- _What you need to do_
Copy out everything from the start of the rows below down to the line that contains "nav-leagues[interactable]: Leagues [604,0,656,45]", both ends included, with each line unchanged.

- - - - -

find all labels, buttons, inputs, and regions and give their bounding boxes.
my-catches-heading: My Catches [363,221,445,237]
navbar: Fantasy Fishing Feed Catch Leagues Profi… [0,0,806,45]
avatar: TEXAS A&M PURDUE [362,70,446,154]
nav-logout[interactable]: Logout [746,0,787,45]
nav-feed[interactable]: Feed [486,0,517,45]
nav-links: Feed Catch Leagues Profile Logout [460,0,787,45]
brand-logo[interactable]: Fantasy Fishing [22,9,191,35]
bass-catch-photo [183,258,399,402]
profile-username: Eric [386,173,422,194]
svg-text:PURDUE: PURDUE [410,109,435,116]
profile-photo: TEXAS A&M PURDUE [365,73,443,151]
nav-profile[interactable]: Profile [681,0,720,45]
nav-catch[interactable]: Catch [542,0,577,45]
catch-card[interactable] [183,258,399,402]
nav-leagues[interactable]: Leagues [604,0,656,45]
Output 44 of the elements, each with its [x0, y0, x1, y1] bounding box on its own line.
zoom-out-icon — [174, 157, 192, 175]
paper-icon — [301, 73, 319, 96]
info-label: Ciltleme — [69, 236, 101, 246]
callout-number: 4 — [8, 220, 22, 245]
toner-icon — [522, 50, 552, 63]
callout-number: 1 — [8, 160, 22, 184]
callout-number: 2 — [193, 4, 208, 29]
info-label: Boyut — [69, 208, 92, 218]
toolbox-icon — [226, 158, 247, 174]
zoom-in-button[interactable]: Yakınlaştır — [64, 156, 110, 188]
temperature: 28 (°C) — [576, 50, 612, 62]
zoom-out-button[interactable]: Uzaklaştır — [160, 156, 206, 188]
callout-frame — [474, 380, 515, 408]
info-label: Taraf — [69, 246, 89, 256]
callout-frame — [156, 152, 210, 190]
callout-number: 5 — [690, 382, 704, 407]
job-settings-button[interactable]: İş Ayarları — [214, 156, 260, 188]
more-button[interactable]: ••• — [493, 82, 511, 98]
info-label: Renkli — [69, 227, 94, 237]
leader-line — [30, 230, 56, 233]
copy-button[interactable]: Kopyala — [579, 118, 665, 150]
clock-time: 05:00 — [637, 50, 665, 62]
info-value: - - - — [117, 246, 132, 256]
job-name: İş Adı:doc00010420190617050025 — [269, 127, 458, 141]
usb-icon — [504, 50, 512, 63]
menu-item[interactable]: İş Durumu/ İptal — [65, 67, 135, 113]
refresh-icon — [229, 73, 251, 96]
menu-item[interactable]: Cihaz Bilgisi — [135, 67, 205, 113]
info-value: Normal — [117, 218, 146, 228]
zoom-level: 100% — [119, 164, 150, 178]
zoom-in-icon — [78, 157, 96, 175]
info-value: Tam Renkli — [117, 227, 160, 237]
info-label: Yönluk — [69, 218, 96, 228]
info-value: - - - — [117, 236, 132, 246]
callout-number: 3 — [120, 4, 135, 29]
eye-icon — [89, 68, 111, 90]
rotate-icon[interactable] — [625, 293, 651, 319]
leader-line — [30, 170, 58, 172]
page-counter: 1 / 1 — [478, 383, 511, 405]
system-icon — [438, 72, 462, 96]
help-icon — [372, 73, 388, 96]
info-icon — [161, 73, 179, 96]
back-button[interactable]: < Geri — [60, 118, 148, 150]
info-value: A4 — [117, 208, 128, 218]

- - - - -

- _Result for this task_
find all labels, buttons, inputs, and regions and give their bounding boxes.
my-catches-heading: My Catches [363,221,445,237]
navbar: Fantasy Fishing Feed Catch Leagues Profi… [0,0,806,45]
avatar: TEXAS A&M PURDUE [362,70,446,154]
nav-logout[interactable]: Logout [746,0,787,45]
nav-feed[interactable]: Feed [486,0,517,45]
nav-links: Feed Catch Leagues Profile Logout [460,0,787,45]
brand-logo[interactable]: Fantasy Fishing [22,9,191,35]
bass-catch-photo [183,258,399,402]
profile-username: Eric [386,173,422,194]
svg-text:PURDUE: PURDUE [410,109,435,116]
profile-photo: TEXAS A&M PURDUE [365,73,443,151]
nav-profile[interactable]: Profile [681,0,720,45]
nav-catch[interactable]: Catch [542,0,577,45]
catch-card[interactable] [183,258,399,402]
nav-leagues[interactable]: Leagues [604,0,656,45]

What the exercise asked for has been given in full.